Additionally, when the high-k dielectric layer HDL including hafnium is deposited, an insufficiently oxidized hafnium-silicon oxide layer IL may be formed at an interface between the high-k dielectric layer HDL and the semiconductor pillar 220 (or the substrate 100).
Referring to FIG. 21, the high-k dielectric layer HDL on the top surface of the semiconductor pillar 220 may be etched to form a high-k dielectric pattern HDP on the inner sidewall of the opening 115.
Forming the high-k dielectric pattern HDP may include depositing a sacrificial layer conformally on the high-k dielectric layer HDL. The sacrificial layer may be etched anisotropically to form a sacrificial spacer SC exposing the high-k dielectric layer HDL on the top surface of the semiconductor pillar 220. And then, the high-k dielectric layer HDL exposed by the sacrificial spacer SC may be etched isotropically. Here, the high-k dielectric layer may be chemically very stable and be an inert material which does not form easily volatile active species. Thus, the high-k dielectric layer HDL may be formed to be very thin for a dry etching. The high-k dielectric layer HDL on the top surface of the semiconductor pillar 220 (or the substrate 100) may be etched anisotropically.

┄┄┄┄┄┄┄┄┄┄

■ EXERCISES
**a.** According to the passage, what layer may form at the interface between the high-k dielectric layer HDL and the semiconductor pillar 220 when HDL including hafnium is deposited?
**b.** Please write out everything in the passage from "Additionally, when the" down to "the opening 115.", copied word for word.

■ EXCERPTED DATA
┄┄┄┄┄┄┄┄┄┄

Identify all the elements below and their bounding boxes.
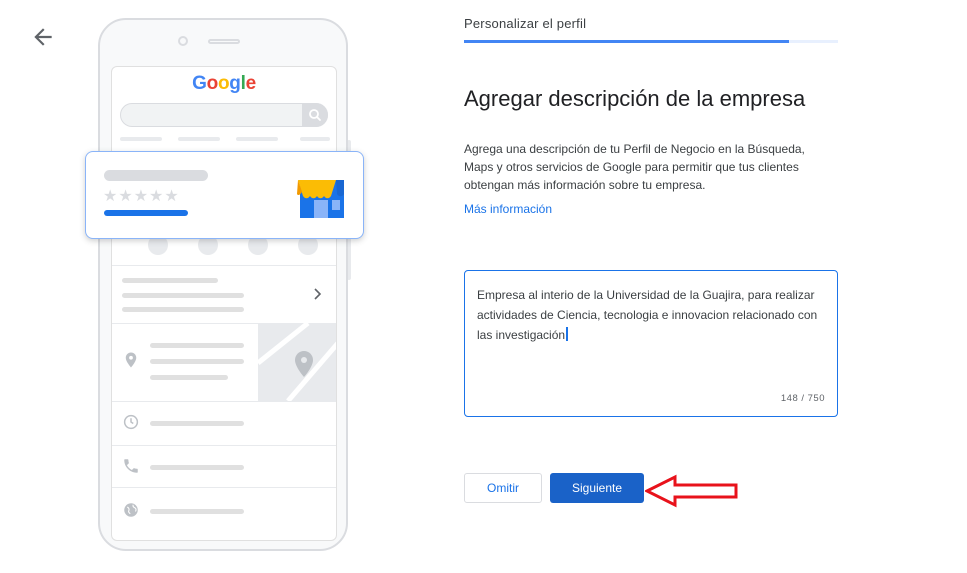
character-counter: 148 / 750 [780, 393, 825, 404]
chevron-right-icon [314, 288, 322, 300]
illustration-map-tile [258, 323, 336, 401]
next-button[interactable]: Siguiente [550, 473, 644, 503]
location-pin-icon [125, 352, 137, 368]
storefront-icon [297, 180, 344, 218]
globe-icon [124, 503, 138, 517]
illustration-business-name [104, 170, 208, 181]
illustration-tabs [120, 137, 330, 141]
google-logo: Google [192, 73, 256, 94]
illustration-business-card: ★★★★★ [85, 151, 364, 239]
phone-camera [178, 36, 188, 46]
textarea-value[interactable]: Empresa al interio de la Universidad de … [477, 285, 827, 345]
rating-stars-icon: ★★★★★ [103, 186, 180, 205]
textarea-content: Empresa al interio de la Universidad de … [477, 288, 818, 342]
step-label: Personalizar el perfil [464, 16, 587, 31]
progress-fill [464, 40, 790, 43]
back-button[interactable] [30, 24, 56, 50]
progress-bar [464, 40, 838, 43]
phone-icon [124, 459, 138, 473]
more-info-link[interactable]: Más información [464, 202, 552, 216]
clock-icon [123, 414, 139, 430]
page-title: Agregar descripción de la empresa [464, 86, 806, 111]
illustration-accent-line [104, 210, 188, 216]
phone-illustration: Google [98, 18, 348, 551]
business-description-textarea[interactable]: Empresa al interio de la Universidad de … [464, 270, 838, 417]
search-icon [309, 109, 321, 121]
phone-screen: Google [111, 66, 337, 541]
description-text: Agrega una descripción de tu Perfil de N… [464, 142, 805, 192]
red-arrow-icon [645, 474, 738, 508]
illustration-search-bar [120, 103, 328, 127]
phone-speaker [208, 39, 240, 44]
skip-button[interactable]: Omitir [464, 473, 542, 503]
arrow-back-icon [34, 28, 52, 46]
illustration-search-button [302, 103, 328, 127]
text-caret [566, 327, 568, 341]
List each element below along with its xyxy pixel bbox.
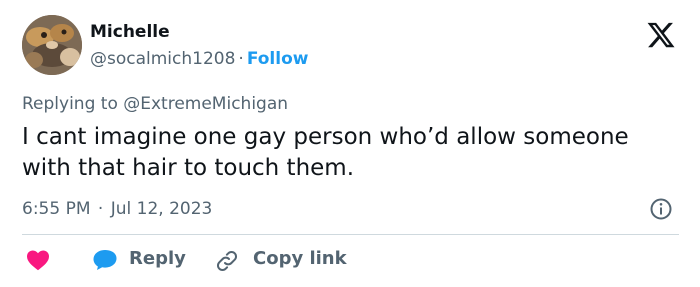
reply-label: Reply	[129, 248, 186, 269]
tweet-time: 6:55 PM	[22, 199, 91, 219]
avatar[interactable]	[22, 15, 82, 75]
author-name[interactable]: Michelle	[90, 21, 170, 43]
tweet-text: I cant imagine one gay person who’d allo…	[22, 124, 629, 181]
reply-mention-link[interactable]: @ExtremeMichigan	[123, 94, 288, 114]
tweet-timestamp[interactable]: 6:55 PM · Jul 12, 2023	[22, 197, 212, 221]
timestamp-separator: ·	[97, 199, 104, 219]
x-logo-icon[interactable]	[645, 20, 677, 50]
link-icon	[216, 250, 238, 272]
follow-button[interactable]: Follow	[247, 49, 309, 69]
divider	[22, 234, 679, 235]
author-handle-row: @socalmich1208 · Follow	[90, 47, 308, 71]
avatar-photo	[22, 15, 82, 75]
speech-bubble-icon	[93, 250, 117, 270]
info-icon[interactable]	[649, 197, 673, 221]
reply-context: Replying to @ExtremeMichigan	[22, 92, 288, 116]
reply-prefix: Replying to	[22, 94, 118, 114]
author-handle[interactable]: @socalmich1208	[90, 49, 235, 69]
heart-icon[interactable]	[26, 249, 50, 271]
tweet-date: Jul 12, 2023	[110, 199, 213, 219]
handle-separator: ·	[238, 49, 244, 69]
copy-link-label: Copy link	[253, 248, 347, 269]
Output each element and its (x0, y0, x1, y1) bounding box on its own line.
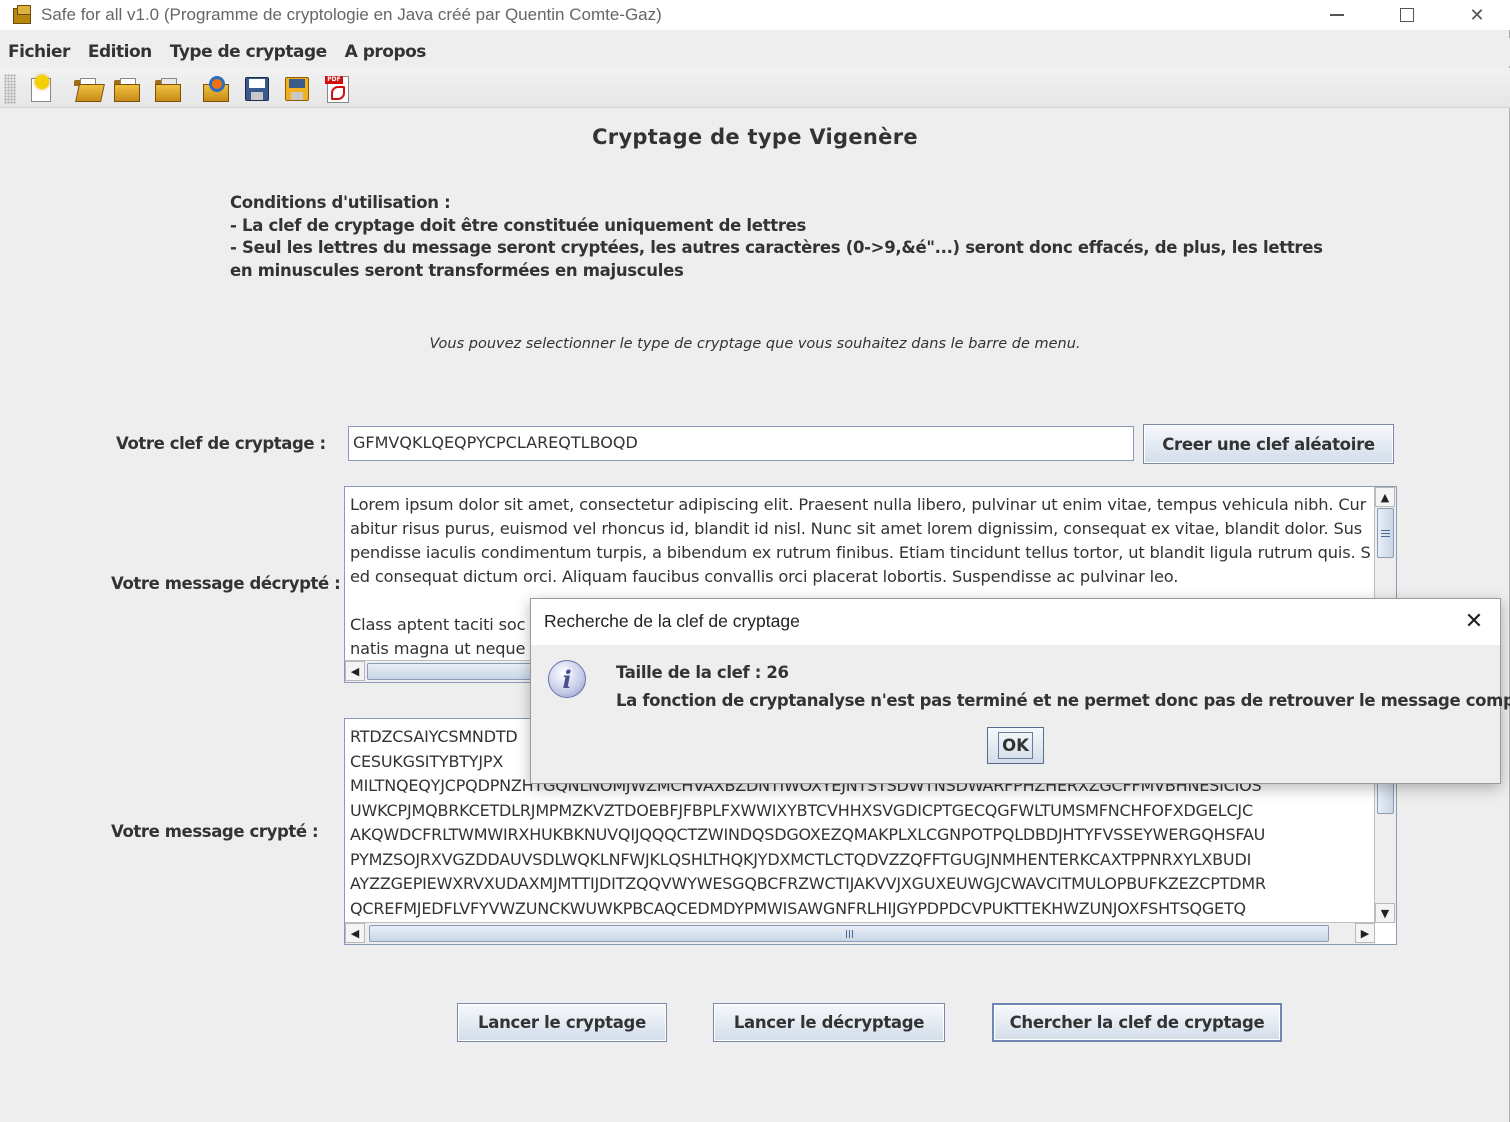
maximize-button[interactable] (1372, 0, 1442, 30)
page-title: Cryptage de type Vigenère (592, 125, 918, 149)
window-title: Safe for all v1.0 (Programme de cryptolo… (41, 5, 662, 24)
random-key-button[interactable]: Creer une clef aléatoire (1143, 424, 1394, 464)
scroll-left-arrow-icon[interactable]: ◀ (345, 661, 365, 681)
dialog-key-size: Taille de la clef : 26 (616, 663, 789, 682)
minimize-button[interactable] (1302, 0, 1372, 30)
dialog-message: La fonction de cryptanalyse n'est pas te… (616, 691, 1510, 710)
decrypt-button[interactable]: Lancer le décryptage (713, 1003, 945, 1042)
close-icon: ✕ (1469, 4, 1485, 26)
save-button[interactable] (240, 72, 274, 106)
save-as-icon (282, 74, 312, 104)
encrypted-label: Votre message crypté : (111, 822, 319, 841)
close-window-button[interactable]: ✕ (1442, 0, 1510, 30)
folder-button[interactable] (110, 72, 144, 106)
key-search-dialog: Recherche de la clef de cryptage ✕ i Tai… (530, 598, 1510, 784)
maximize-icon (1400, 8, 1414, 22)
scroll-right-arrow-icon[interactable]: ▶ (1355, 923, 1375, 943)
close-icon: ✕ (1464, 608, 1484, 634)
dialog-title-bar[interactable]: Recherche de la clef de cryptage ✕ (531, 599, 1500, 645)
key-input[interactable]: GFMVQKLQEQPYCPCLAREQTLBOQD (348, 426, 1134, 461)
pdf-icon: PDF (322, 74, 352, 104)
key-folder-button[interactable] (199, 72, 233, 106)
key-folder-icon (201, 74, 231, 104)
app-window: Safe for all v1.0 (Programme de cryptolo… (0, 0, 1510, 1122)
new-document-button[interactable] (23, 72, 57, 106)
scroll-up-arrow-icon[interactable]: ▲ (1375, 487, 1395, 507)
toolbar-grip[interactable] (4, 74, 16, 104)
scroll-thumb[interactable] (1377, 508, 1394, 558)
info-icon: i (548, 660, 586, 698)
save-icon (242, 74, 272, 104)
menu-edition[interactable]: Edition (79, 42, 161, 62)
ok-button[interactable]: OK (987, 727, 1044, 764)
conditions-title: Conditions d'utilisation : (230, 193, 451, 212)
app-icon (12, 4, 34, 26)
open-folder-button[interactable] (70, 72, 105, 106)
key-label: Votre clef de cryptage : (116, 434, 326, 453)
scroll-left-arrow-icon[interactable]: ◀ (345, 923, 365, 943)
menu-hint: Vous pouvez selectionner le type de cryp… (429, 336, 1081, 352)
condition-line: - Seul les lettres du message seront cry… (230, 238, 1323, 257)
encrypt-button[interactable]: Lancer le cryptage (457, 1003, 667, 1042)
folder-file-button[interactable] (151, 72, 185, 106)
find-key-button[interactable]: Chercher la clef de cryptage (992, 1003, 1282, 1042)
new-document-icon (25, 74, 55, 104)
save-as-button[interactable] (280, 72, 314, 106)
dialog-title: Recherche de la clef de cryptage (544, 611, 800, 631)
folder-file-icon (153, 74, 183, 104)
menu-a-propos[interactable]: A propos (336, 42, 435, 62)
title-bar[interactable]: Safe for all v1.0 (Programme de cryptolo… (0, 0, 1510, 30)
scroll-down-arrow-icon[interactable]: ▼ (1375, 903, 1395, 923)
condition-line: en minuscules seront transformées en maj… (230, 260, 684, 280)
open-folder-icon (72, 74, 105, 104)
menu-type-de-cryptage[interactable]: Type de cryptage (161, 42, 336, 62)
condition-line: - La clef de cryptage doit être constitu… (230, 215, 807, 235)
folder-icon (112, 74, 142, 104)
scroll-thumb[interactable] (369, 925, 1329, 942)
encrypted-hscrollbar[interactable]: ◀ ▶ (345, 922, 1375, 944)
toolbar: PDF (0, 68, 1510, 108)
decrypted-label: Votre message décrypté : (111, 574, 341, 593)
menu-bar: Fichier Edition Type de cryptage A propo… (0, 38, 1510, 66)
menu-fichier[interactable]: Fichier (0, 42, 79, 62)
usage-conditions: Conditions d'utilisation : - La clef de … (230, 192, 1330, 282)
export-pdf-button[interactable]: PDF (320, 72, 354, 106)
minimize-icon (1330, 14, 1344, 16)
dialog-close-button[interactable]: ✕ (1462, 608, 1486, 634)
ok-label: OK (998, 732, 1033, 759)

┄┄┄┄┄┄┄┄┄┄

■ PER-TASK OUTPUTS
**a.** An insufficiently oxidized hafnium-silicon oxide layer IL.

**b.**
Additionally, when the high-k dielectric layer HDL including hafnium is deposited, an insufficiently oxidized hafnium-silicon oxide layer IL may be formed at an interface between the high-k dielectric layer HDL and the semiconductor pillar 220 (or the substrate 100).
Referring to FIG. 21, the high-k dielectric layer HDL on the top surface of the semiconductor pillar 220 may be etched to form a high-k dielectric pattern HDP on the inner sidewall of the opening 115.